Copy out the records in full, word for word, without pictures.
::::::::
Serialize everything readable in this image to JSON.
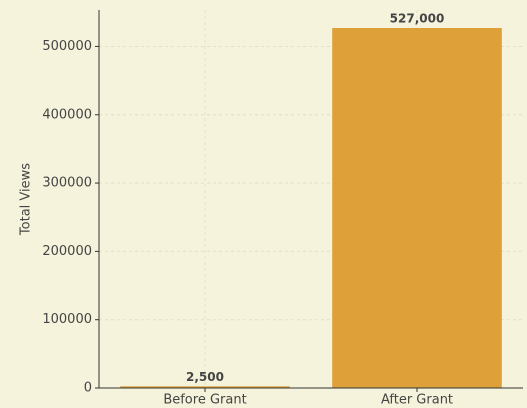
{
  "chart_data": {
    "type": "bar",
    "categories": [
      "Before Grant",
      "After Grant"
    ],
    "values": [
      2500,
      527000
    ],
    "value_labels": [
      "2,500",
      "527,000"
    ],
    "color": "#dea038",
    "ylabel": "Total Views",
    "ylim": [
      0,
      553350
    ],
    "yticks": [
      0,
      100000,
      200000,
      300000,
      400000,
      500000
    ],
    "grid": true
  }
}
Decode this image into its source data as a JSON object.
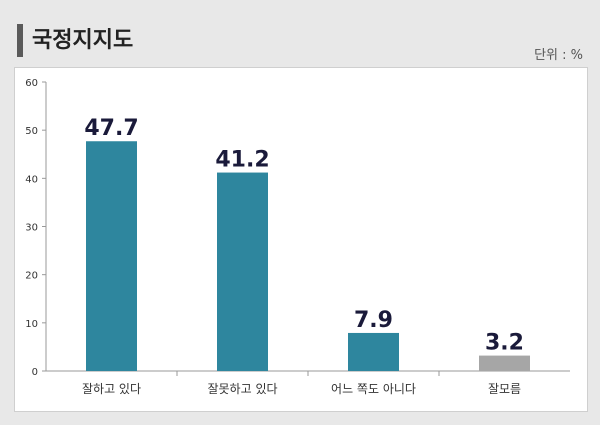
{
  "header": {
    "title": "국정지지도",
    "unit": "단위 : %"
  },
  "colors": {
    "bar_primary": "#2e869e",
    "bar_neutral": "#a6a6a6",
    "grid": "#b3b3b3",
    "value_label": "#1a1a3a"
  },
  "chart_data": {
    "type": "bar",
    "categories": [
      "잘하고 있다",
      "잘못하고 있다",
      "어느 쪽도 아니다",
      "잘모름"
    ],
    "values": [
      47.7,
      41.2,
      7.9,
      3.2
    ],
    "value_labels": [
      "47.7",
      "41.2",
      "7.9",
      "3.2"
    ],
    "bar_colors": [
      "#2e869e",
      "#2e869e",
      "#2e869e",
      "#a6a6a6"
    ],
    "yticks": [
      0,
      10,
      20,
      30,
      40,
      50,
      60
    ],
    "ylim": [
      0,
      60
    ],
    "title": "국정지지도",
    "xlabel": "",
    "ylabel": "",
    "grid": false,
    "legend": false
  }
}
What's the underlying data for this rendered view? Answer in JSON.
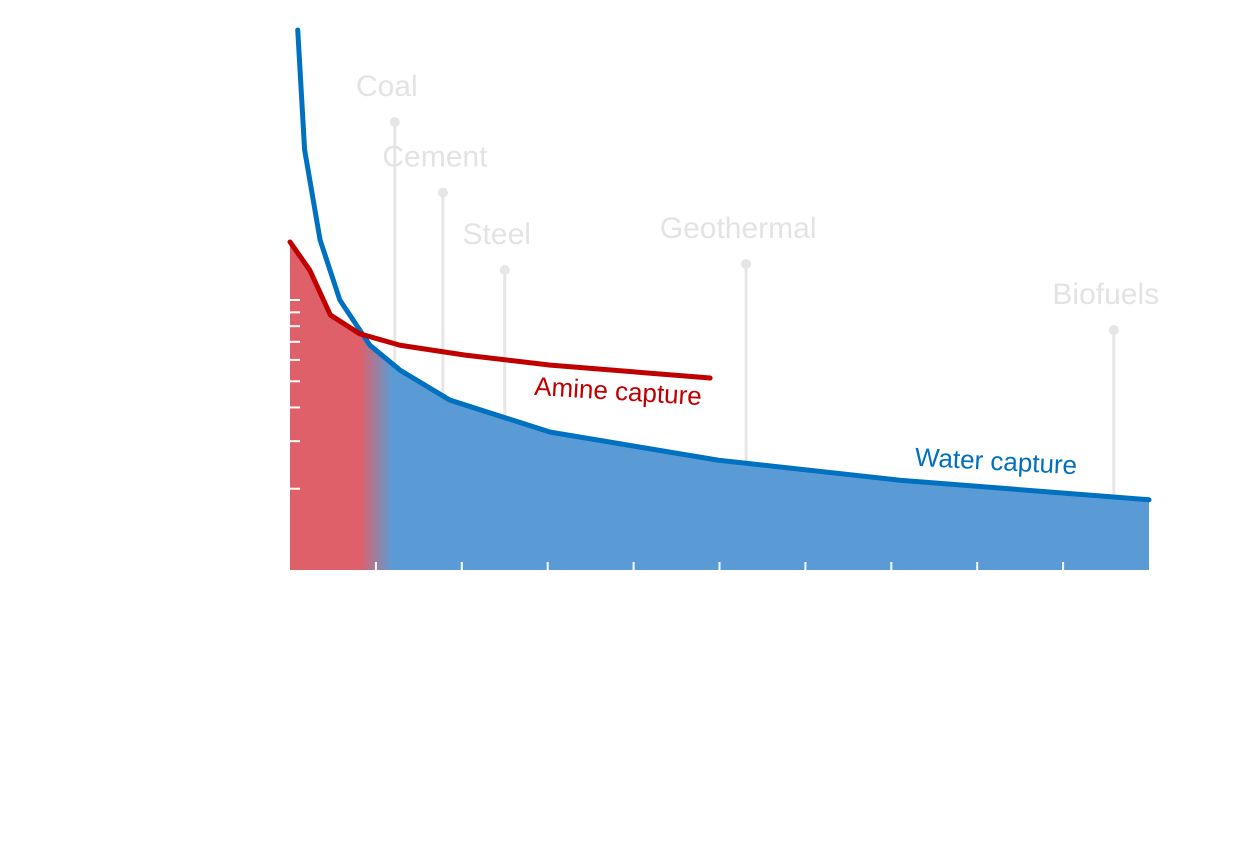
{
  "chart_data": {
    "type": "line",
    "log_y": true,
    "xlim": [
      0,
      10
    ],
    "xticks": [
      1,
      2,
      3,
      4,
      5,
      6,
      7,
      8,
      9
    ],
    "ylim": [
      1,
      100
    ],
    "yticks": [
      2,
      3,
      4,
      5,
      6,
      7,
      8,
      9,
      10
    ],
    "series": [
      {
        "name": "Water capture",
        "color": "#0070c0",
        "fill": "#5b9bd5",
        "x": [
          0.09,
          0.17,
          0.35,
          0.58,
          0.93,
          1.28,
          1.86,
          3.03,
          4.99,
          7.1,
          10
        ],
        "values": [
          100,
          36,
          16.7,
          10,
          6.8,
          5.5,
          4.26,
          3.24,
          2.55,
          2.15,
          1.82
        ]
      },
      {
        "name": "Amine capture",
        "color": "#c00000",
        "fill": "#e0606a",
        "x": [
          0,
          0.23,
          0.47,
          0.81,
          1.28,
          2.04,
          3.03,
          4.89
        ],
        "values": [
          16.4,
          12.9,
          8.8,
          7.5,
          6.8,
          6.25,
          5.74,
          5.14
        ]
      }
    ],
    "annotations": [
      {
        "text": "Coal",
        "x": 1.22,
        "y": 45.6
      },
      {
        "text": "Cement",
        "x": 1.78,
        "y": 25
      },
      {
        "text": "Steel",
        "x": 2.5,
        "y": 12.9
      },
      {
        "text": "Geothermal",
        "x": 5.31,
        "y": 13.6
      },
      {
        "text": "Biofuels",
        "x": 9.59,
        "y": 7.74
      }
    ]
  }
}
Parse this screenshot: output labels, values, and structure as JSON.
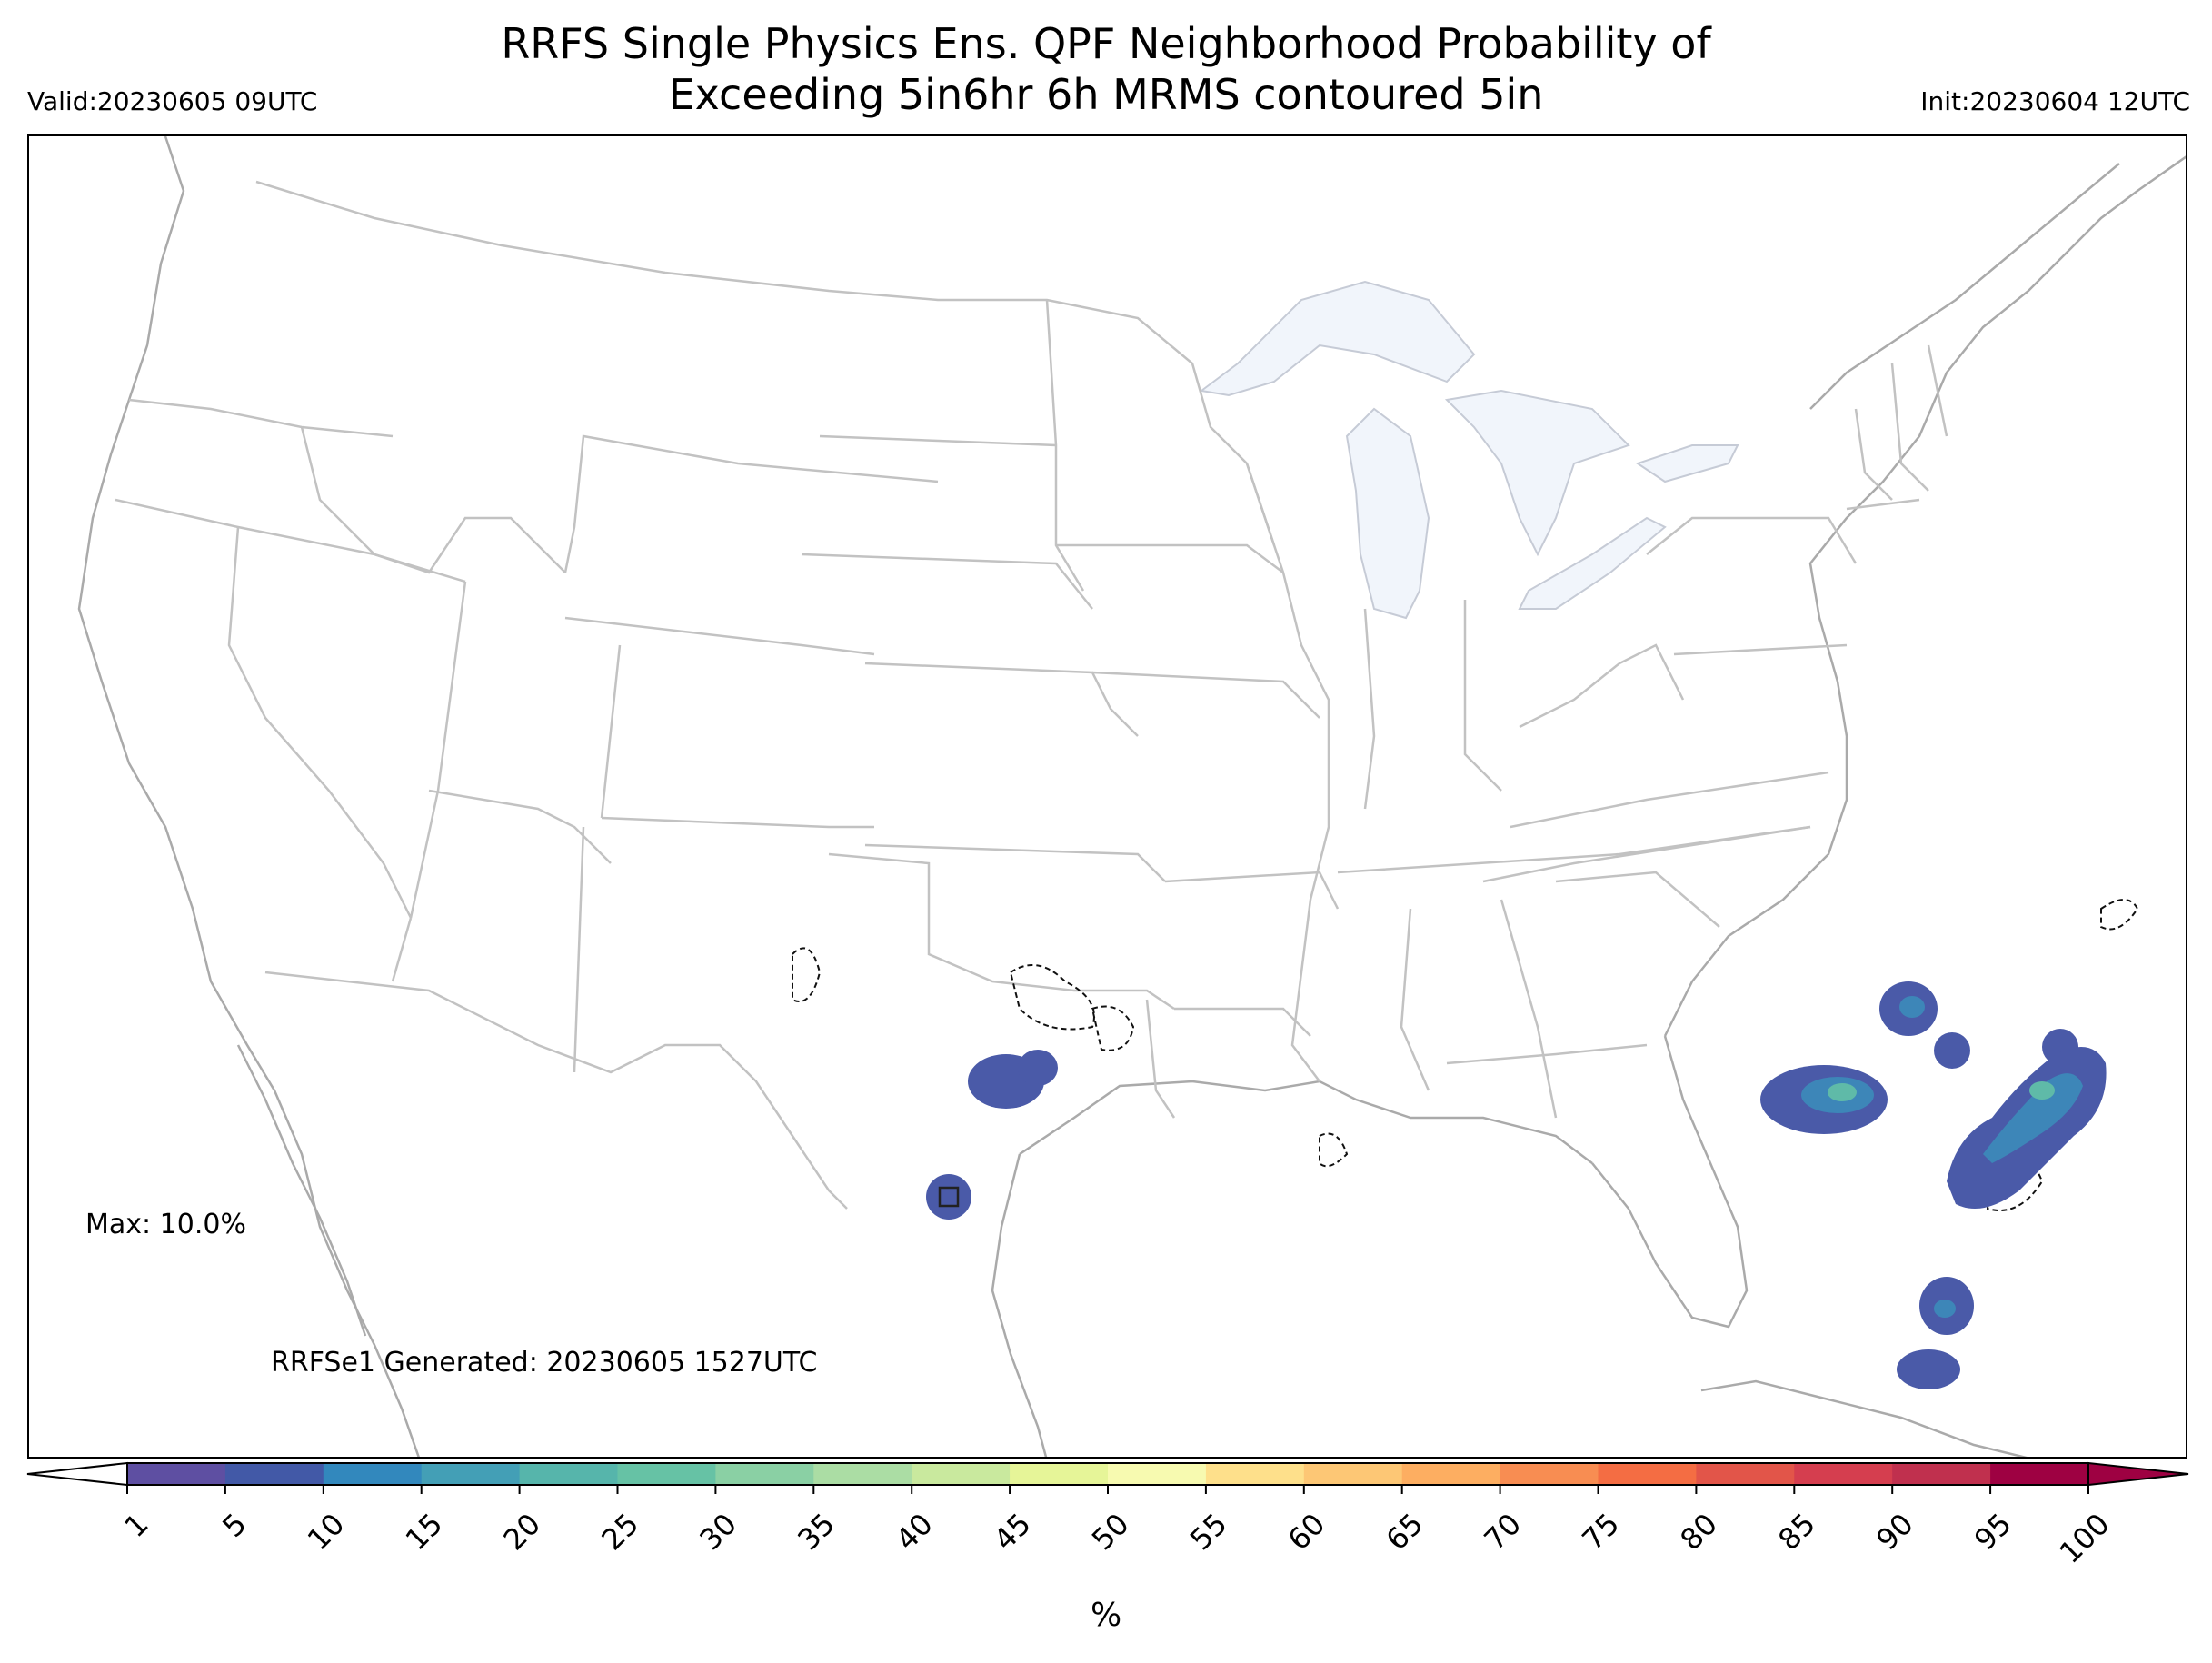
{
  "title": {
    "line1": "RRFS Single Physics Ens. QPF Neighborhood Probability of",
    "line2": "Exceeding 5in6hr 6h MRMS contoured 5in"
  },
  "valid_label": "Valid:20230605 09UTC",
  "init_label": "Init:20230604 12UTC",
  "max_label": "Max: 10.0%",
  "generated_label": "RRFSe1 Generated: 20230605 1527UTC",
  "colorbar": {
    "ticks": [
      "1",
      "5",
      "10",
      "15",
      "20",
      "25",
      "30",
      "35",
      "40",
      "45",
      "50",
      "55",
      "60",
      "65",
      "70",
      "75",
      "80",
      "85",
      "90",
      "95",
      "100"
    ],
    "unit": "%",
    "colors": [
      "#5e4fa2",
      "#4259a7",
      "#3288bd",
      "#439fb6",
      "#56b5ab",
      "#66c2a5",
      "#8ad0a4",
      "#abdda4",
      "#c9e99e",
      "#e6f598",
      "#f7fab0",
      "#fee08b",
      "#fdc775",
      "#fdae61",
      "#f88d52",
      "#f46d43",
      "#e25549",
      "#d53e4f",
      "#c0304e",
      "#9e0142"
    ],
    "extend_low_color": "#ffffff",
    "extend_high_color": "#9e0142"
  },
  "map_colors": {
    "state_lines": "#bdbdbd",
    "coastline": "#aaaaaa",
    "lakes": "#f1f5fb",
    "prob_low": "#4a5aa8",
    "prob_mid": "#3d86b8",
    "prob_high": "#5fbaa8"
  }
}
::::::::
** Solved exercise **
Serialize everything readable in this image to JSON.
{
  "chart_data": {
    "type": "bar",
    "categories": [
      "Before Grant",
      "After Grant"
    ],
    "values": [
      2500,
      527000
    ],
    "value_labels": [
      "2,500",
      "527,000"
    ],
    "color": "#dea038",
    "ylabel": "Total Views",
    "ylim": [
      0,
      553350
    ],
    "yticks": [
      0,
      100000,
      200000,
      300000,
      400000,
      500000
    ],
    "grid": true
  }
}
Decode this image into its source data as a JSON object.
{
  "header": {
    "title": "국정지지도",
    "unit": "단위 : %"
  },
  "colors": {
    "bar_primary": "#2e869e",
    "bar_neutral": "#a6a6a6",
    "grid": "#b3b3b3",
    "value_label": "#1a1a3a"
  },
  "chart_data": {
    "type": "bar",
    "categories": [
      "잘하고 있다",
      "잘못하고 있다",
      "어느 쪽도 아니다",
      "잘모름"
    ],
    "values": [
      47.7,
      41.2,
      7.9,
      3.2
    ],
    "value_labels": [
      "47.7",
      "41.2",
      "7.9",
      "3.2"
    ],
    "bar_colors": [
      "#2e869e",
      "#2e869e",
      "#2e869e",
      "#a6a6a6"
    ],
    "yticks": [
      0,
      10,
      20,
      30,
      40,
      50,
      60
    ],
    "ylim": [
      0,
      60
    ],
    "title": "국정지지도",
    "xlabel": "",
    "ylabel": "",
    "grid": false,
    "legend": false
  }
}
What's the underlying data for this rendered view? Answer in JSON.
{
  "chart_data": {
    "type": "line",
    "log_y": true,
    "xlim": [
      0,
      10
    ],
    "xticks": [
      1,
      2,
      3,
      4,
      5,
      6,
      7,
      8,
      9
    ],
    "ylim": [
      1,
      100
    ],
    "yticks": [
      2,
      3,
      4,
      5,
      6,
      7,
      8,
      9,
      10
    ],
    "series": [
      {
        "name": "Water capture",
        "color": "#0070c0",
        "fill": "#5b9bd5",
        "x": [
          0.09,
          0.17,
          0.35,
          0.58,
          0.93,
          1.28,
          1.86,
          3.03,
          4.99,
          7.1,
          10
        ],
        "values": [
          100,
          36,
          16.7,
          10,
          6.8,
          5.5,
          4.26,
          3.24,
          2.55,
          2.15,
          1.82
        ]
      },
      {
        "name": "Amine capture",
        "color": "#c00000",
        "fill": "#e0606a",
        "x": [
          0,
          0.23,
          0.47,
          0.81,
          1.28,
          2.04,
          3.03,
          4.89
        ],
        "values": [
          16.4,
          12.9,
          8.8,
          7.5,
          6.8,
          6.25,
          5.74,
          5.14
        ]
      }
    ],
    "annotations": [
      {
        "text": "Coal",
        "x": 1.22,
        "y": 45.6
      },
      {
        "text": "Cement",
        "x": 1.78,
        "y": 25
      },
      {
        "text": "Steel",
        "x": 2.5,
        "y": 12.9
      },
      {
        "text": "Geothermal",
        "x": 5.31,
        "y": 13.6
      },
      {
        "text": "Biofuels",
        "x": 9.59,
        "y": 7.74
      }
    ]
  }
}
Parse this screenshot: output labels, values, and structure as JSON.
{
  "title": {
    "line1": "RRFS Single Physics Ens. QPF Neighborhood Probability of",
    "line2": "Exceeding 5in6hr 6h MRMS contoured 5in"
  },
  "valid_label": "Valid:20230605 09UTC",
  "init_label": "Init:20230604 12UTC",
  "max_label": "Max: 10.0%",
  "generated_label": "RRFSe1 Generated: 20230605 1527UTC",
  "colorbar": {
    "ticks": [
      "1",
      "5",
      "10",
      "15",
      "20",
      "25",
      "30",
      "35",
      "40",
      "45",
      "50",
      "55",
      "60",
      "65",
      "70",
      "75",
      "80",
      "85",
      "90",
      "95",
      "100"
    ],
    "unit": "%",
    "colors": [
      "#5e4fa2",
      "#4259a7",
      "#3288bd",
      "#439fb6",
      "#56b5ab",
      "#66c2a5",
      "#8ad0a4",
      "#abdda4",
      "#c9e99e",
      "#e6f598",
      "#f7fab0",
      "#fee08b",
      "#fdc775",
      "#fdae61",
      "#f88d52",
      "#f46d43",
      "#e25549",
      "#d53e4f",
      "#c0304e",
      "#9e0142"
    ],
    "extend_low_color": "#ffffff",
    "extend_high_color": "#9e0142"
  },
  "map_colors": {
    "state_lines": "#bdbdbd",
    "coastline": "#aaaaaa",
    "lakes": "#f1f5fb",
    "prob_low": "#4a5aa8",
    "prob_mid": "#3d86b8",
    "prob_high": "#5fbaa8"
  }
}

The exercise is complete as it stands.